## YOUR INSTRUCTIONS
Below is a block of records. Copy every line in it that contains the word "ffffff".

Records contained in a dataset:
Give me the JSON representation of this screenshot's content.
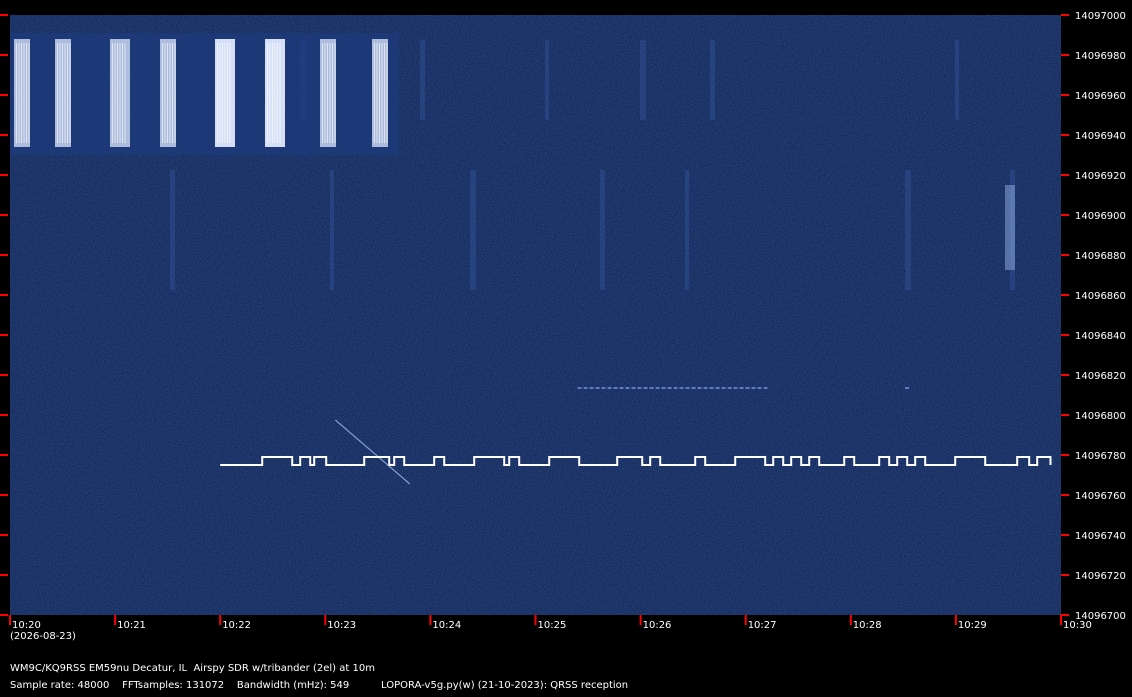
{
  "chart_data": {
    "type": "heatmap",
    "subtype": "spectrogram-waterfall",
    "x_axis": {
      "ticks": [
        "10:20",
        "10:21",
        "10:22",
        "10:23",
        "10:24",
        "10:25",
        "10:26",
        "10:27",
        "10:28",
        "10:29",
        "10:30"
      ],
      "range": [
        "10:20",
        "10:30"
      ]
    },
    "y_axis": {
      "ticks": [
        14097000,
        14096980,
        14096960,
        14096940,
        14096920,
        14096900,
        14096880,
        14096860,
        14096840,
        14096820,
        14096800,
        14096780,
        14096760,
        14096740,
        14096720,
        14096700
      ],
      "range": [
        14096700,
        14097000
      ],
      "unit": "Hz",
      "side": "right"
    },
    "date": "(2026-08-23)",
    "signals": [
      {
        "kind": "burst-band",
        "freq_range": [
          14096934,
          14096988
        ],
        "time_start": "10:20",
        "time_end": "10:23.7"
      },
      {
        "kind": "fsk-trace",
        "freq_low": 14096780,
        "freq_high": 14096786,
        "time_start": "10:22",
        "time_end": "10:29.9"
      },
      {
        "kind": "weak-dots",
        "freq": 14096815,
        "time_start": "10:25.4",
        "time_end": "10:27.2"
      },
      {
        "kind": "diagonal-drift",
        "freq_start": 14096800,
        "freq_end": 14096768,
        "time_start": "10:23",
        "time_end": "10:23.9"
      }
    ],
    "colors": {
      "background": "#0d1f4f",
      "signal": "#ffffff",
      "tick": "#ff0000"
    }
  },
  "footer": {
    "station": "WM9C/KQ9RSS EM59nu Decatur, IL  Airspy SDR w/tribander (2el) at 10m",
    "sample_rate": "Sample rate: 48000",
    "fft_samples": "FFTsamples: 131072",
    "bandwidth": "Bandwidth (mHz): 549",
    "software": "LOPORA-v5g.py(w) (21-10-2023): QRSS reception"
  }
}
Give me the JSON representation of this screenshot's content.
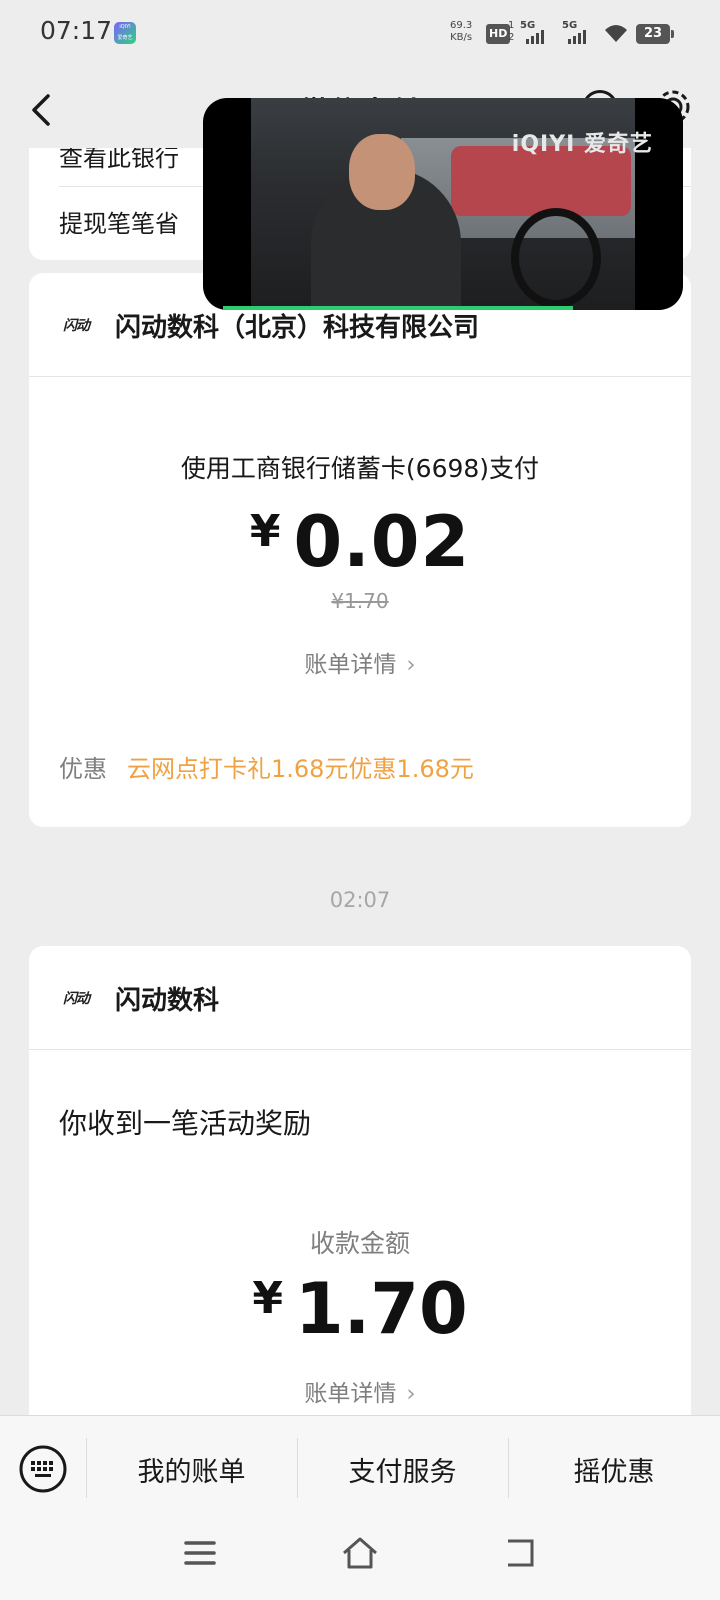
{
  "status_bar": {
    "time": "07:17",
    "app_icon": "iqiyi-app-icon",
    "net_speed_value": "69.3",
    "net_speed_unit": "KB/s",
    "hd": "HD",
    "hd_sub": "1\n2",
    "signal_1": "5G",
    "signal_2": "5G",
    "battery": "23"
  },
  "nav": {
    "title": "微信支付",
    "back_icon": "chevron-left-icon",
    "icons": [
      "profile-icon",
      "settings-icon"
    ]
  },
  "top_card": {
    "row_1": "查看此银行",
    "row_2": "提现笔笔省"
  },
  "payment_card": {
    "merchant_logo": "闪动",
    "merchant_name": "闪动数科（北京）科技有限公司",
    "pay_method": "使用工商银行储蓄卡(6698)支付",
    "currency": "¥",
    "amount": "0.02",
    "original_price": "¥1.70",
    "bill_link": "账单详情",
    "discount_label": "优惠",
    "discount_text": "云网点打卡礼1.68元优惠1.68元"
  },
  "timestamp": "02:07",
  "reward_card": {
    "merchant_logo": "闪动",
    "merchant_name": "闪动数科",
    "title": "你收到一笔活动奖励",
    "received_label": "收款金额",
    "currency": "¥",
    "amount": "1.70",
    "bill_link": "账单详情"
  },
  "pip_video": {
    "watermark": "iQIYI 爱奇艺",
    "progress": 0.73
  },
  "bottom_menu": {
    "items": [
      "我的账单",
      "支付服务",
      "摇优惠"
    ]
  },
  "colors": {
    "background": "#ededed",
    "card": "#ffffff",
    "discount_orange": "#f0a242",
    "progress_green": "#2ecc71"
  }
}
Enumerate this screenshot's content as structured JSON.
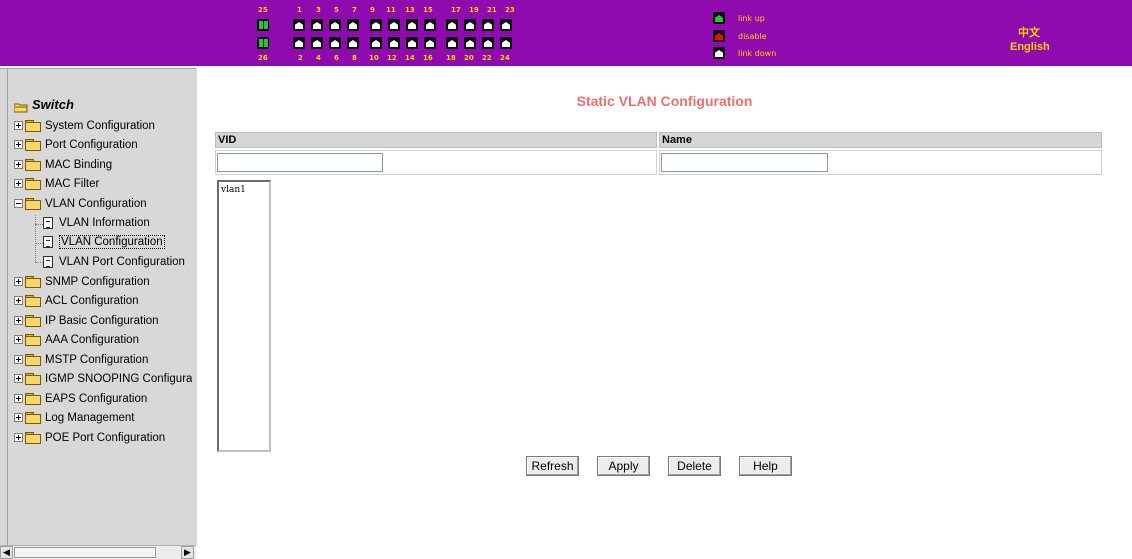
{
  "ports": {
    "top_labels": [
      "25",
      "1",
      "3",
      "5",
      "7",
      "9",
      "11",
      "13",
      "15",
      "17",
      "19",
      "21",
      "23"
    ],
    "bottom_labels": [
      "26",
      "2",
      "4",
      "6",
      "8",
      "10",
      "12",
      "14",
      "16",
      "18",
      "20",
      "22",
      "24"
    ]
  },
  "legend": {
    "link_up": "link up",
    "disable": "disable",
    "link_down": "link down",
    "colors": {
      "link_up": "#2cc43a",
      "disable": "#e01010",
      "link_down": "#ffffff"
    }
  },
  "language": {
    "chinese": "中文",
    "english": "English"
  },
  "sidebar": {
    "root": "Switch",
    "items": [
      {
        "label": "System Configuration"
      },
      {
        "label": "Port Configuration"
      },
      {
        "label": "MAC Binding"
      },
      {
        "label": "MAC Filter"
      },
      {
        "label": "VLAN Configuration"
      },
      {
        "label": "VLAN Information"
      },
      {
        "label": "VLAN Configuration"
      },
      {
        "label": "VLAN Port Configuration"
      },
      {
        "label": "SNMP Configuration"
      },
      {
        "label": "ACL Configuration"
      },
      {
        "label": "IP Basic Configuration"
      },
      {
        "label": "AAA Configuration"
      },
      {
        "label": "MSTP Configuration"
      },
      {
        "label": "IGMP SNOOPING Configura"
      },
      {
        "label": "EAPS Configuration"
      },
      {
        "label": "Log Management"
      },
      {
        "label": "POE Port Configuration"
      }
    ]
  },
  "main": {
    "title": "Static VLAN Configuration",
    "columns": {
      "vid": "VID",
      "name": "Name"
    },
    "vid_value": "",
    "name_value": "",
    "vlan_list": [
      "vlan1"
    ],
    "buttons": {
      "refresh": "Refresh",
      "apply": "Apply",
      "delete": "Delete",
      "help": "Help"
    }
  },
  "colors": {
    "header_bg": "#8f0bb0",
    "header_text": "#ffd400",
    "title": "#ef6f6f"
  }
}
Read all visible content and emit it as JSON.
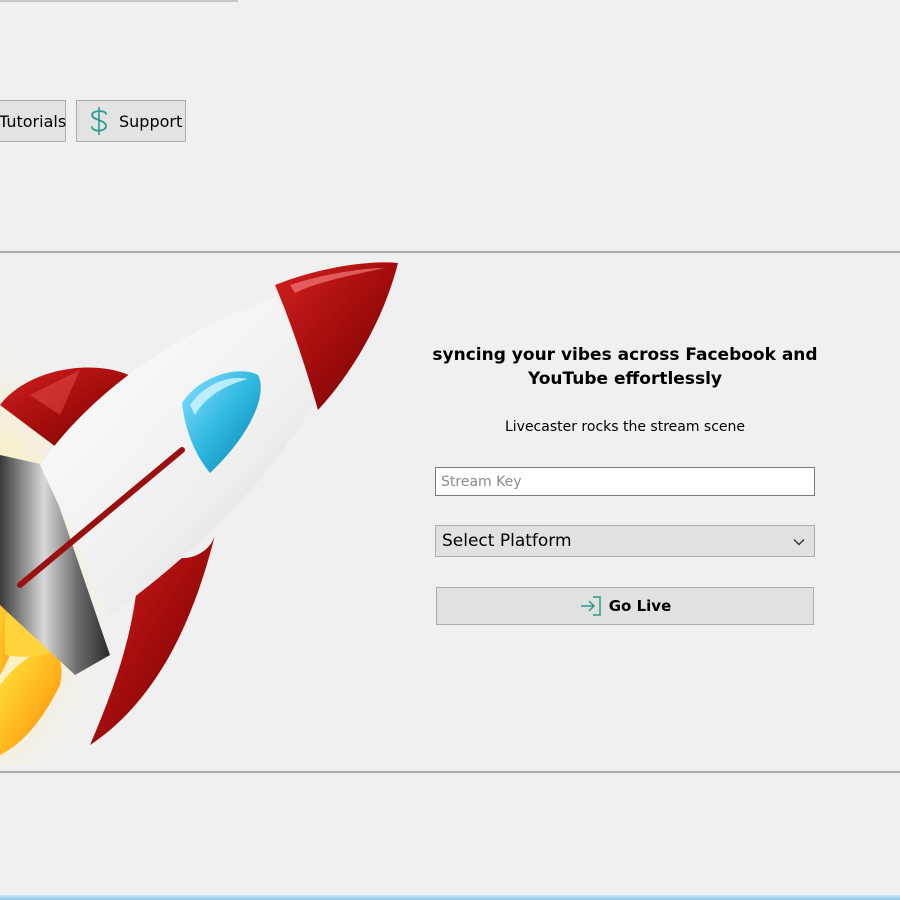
{
  "toolbar": {
    "tutorials_label": "Tutorials",
    "support_label": "Support",
    "support_icon": "dollar-icon"
  },
  "hero": {
    "image": "rocket-illustration"
  },
  "form": {
    "title": "syncing your vibes across Facebook and YouTube effortlessly",
    "subtitle": "Livecaster rocks the stream scene",
    "stream_key": {
      "value": "",
      "placeholder": "Stream Key"
    },
    "platform": {
      "selected": "Select Platform"
    },
    "go_live_label": "Go Live",
    "go_live_icon": "sign-in-icon"
  },
  "colors": {
    "background": "#f0f0f0",
    "button_bg": "#e1e1e1",
    "icon_accent": "#2b9c8c",
    "rocket_red": "#a80f0f",
    "rocket_window": "#2fb8e0"
  }
}
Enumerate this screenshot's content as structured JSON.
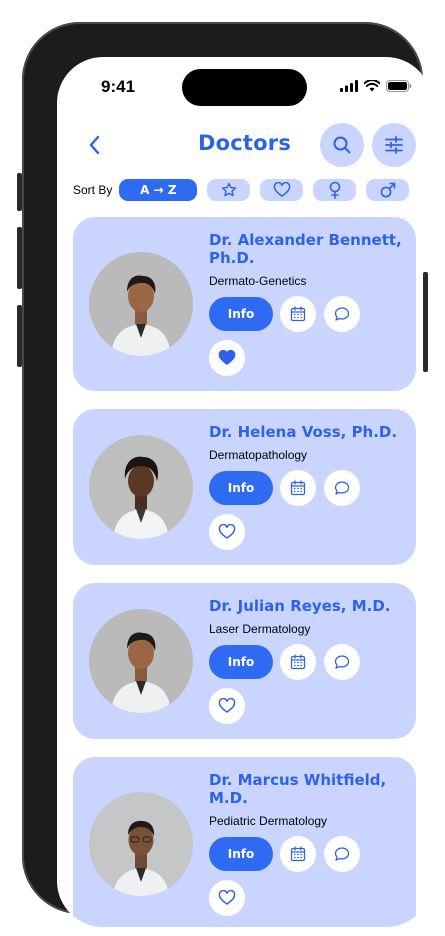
{
  "status": {
    "time": "9:41"
  },
  "header": {
    "title": "Doctors"
  },
  "sort": {
    "label": "Sort By",
    "options": [
      {
        "label": "A → Z",
        "active": true
      },
      {
        "icon": "star-icon"
      },
      {
        "icon": "heart-icon"
      },
      {
        "icon": "female-icon"
      },
      {
        "icon": "male-icon"
      }
    ]
  },
  "doctors": [
    {
      "name": "Dr. Alexander Bennett, Ph.D.",
      "specialty": "Dermato-Genetics",
      "info_label": "Info",
      "favorite": true
    },
    {
      "name": "Dr. Helena Voss, Ph.D.",
      "specialty": "Dermatopathology",
      "info_label": "Info",
      "favorite": false
    },
    {
      "name": "Dr. Julian Reyes, M.D.",
      "specialty": "Laser Dermatology",
      "info_label": "Info",
      "favorite": false
    },
    {
      "name": "Dr. Marcus Whitfield, M.D.",
      "specialty": "Pediatric Dermatology",
      "info_label": "Info",
      "favorite": false
    }
  ],
  "colors": {
    "accent": "#2e63e8",
    "card": "#c9d5ff",
    "button": "#2f6bf2"
  }
}
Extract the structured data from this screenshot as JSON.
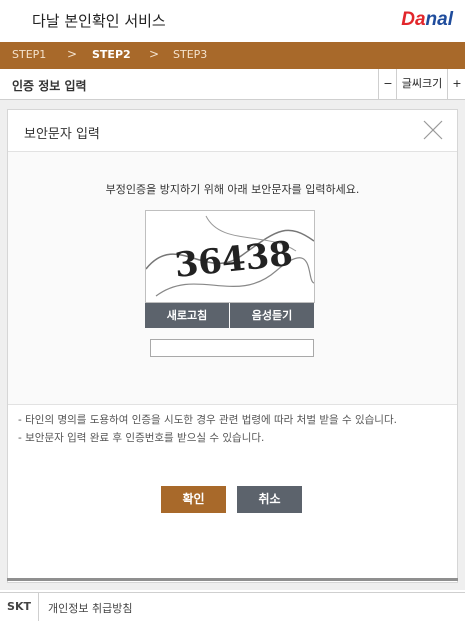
{
  "header": {
    "title": "다날 본인확인 서비스",
    "logo_part1": "Da",
    "logo_part2": "nal"
  },
  "steps": {
    "items": [
      "STEP1",
      "STEP2",
      "STEP3"
    ],
    "separators": [
      ">",
      ">"
    ],
    "active_index": 1
  },
  "toolbar": {
    "title": "인증 정보 입력",
    "decrease": "−",
    "font_size": "글씨크기",
    "increase": "+"
  },
  "dialog": {
    "title": "보안문자 입력",
    "instruction": "부정인증을 방지하기 위해 아래 보안문자를 입력하세요.",
    "captcha_text": "36438",
    "refresh_label": "새로고침",
    "audio_label": "음성듣기",
    "input_value": "",
    "notes": [
      "- 타인의 명의를 도용하여 인증을 시도한 경우 관련 법령에 따라 처벌 받을 수 있습니다.",
      "- 보안문자 입력 완료 후 인증번호를 받으실 수 있습니다."
    ],
    "confirm_label": "확인",
    "cancel_label": "취소"
  },
  "footer": {
    "carrier": "SKT",
    "privacy": "개인정보 취급방침"
  },
  "colors": {
    "accent": "#a8692a",
    "button_gray": "#5c636c",
    "logo_red": "#e2262b",
    "logo_blue": "#1f4c9c"
  }
}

## REPLY
      "signal": "#ffffff",
    "card": "#ffffff",
      "link_down": "#ffffff"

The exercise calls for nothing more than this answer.